### Goal
Every record that follows must be duplicated exactly, with images left out.
## begin
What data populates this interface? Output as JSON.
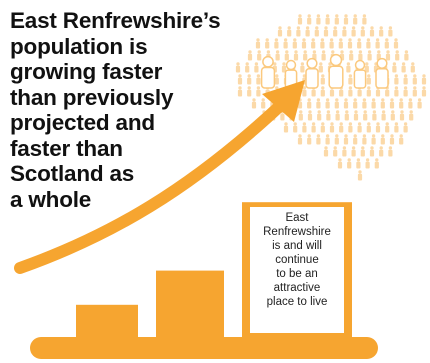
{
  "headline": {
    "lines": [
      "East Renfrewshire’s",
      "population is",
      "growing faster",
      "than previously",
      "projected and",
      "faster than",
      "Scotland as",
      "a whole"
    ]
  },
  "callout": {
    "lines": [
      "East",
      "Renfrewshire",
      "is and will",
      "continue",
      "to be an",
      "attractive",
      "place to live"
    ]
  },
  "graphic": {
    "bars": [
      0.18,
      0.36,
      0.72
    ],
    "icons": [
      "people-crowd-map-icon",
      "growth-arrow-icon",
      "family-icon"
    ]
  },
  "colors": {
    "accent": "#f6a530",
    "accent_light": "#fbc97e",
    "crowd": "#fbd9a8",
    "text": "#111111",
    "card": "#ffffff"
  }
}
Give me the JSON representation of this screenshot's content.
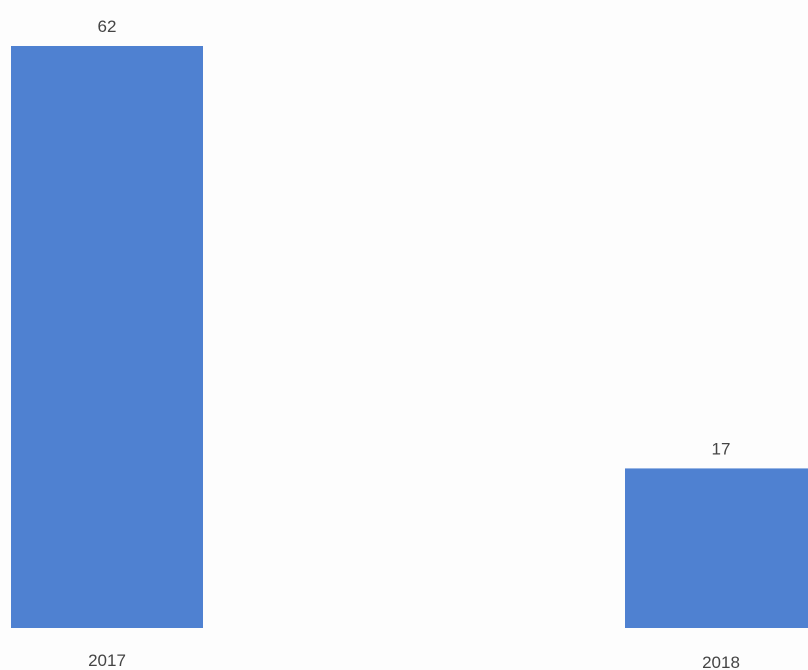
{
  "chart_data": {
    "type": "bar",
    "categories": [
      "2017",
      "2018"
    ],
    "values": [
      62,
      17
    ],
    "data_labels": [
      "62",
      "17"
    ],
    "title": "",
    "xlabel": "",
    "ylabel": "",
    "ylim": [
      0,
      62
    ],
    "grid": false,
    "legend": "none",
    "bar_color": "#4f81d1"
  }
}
## end
### Full response
What data populates this interface? Output as JSON.
{
  "headline": {
    "lines": [
      "East Renfrewshire’s",
      "population is",
      "growing faster",
      "than previously",
      "projected and",
      "faster than",
      "Scotland as",
      "a whole"
    ]
  },
  "callout": {
    "lines": [
      "East",
      "Renfrewshire",
      "is and will",
      "continue",
      "to be an",
      "attractive",
      "place to live"
    ]
  },
  "graphic": {
    "bars": [
      0.18,
      0.36,
      0.72
    ],
    "icons": [
      "people-crowd-map-icon",
      "growth-arrow-icon",
      "family-icon"
    ]
  },
  "colors": {
    "accent": "#f6a530",
    "accent_light": "#fbc97e",
    "crowd": "#fbd9a8",
    "text": "#111111",
    "card": "#ffffff"
  }
}
Give me the JSON representation of this screenshot's content.
{
  "chart_data": {
    "type": "bar",
    "categories": [
      "2017",
      "2018"
    ],
    "values": [
      62,
      17
    ],
    "data_labels": [
      "62",
      "17"
    ],
    "title": "",
    "xlabel": "",
    "ylabel": "",
    "ylim": [
      0,
      62
    ],
    "grid": false,
    "legend": "none",
    "bar_color": "#4f81d1"
  }
}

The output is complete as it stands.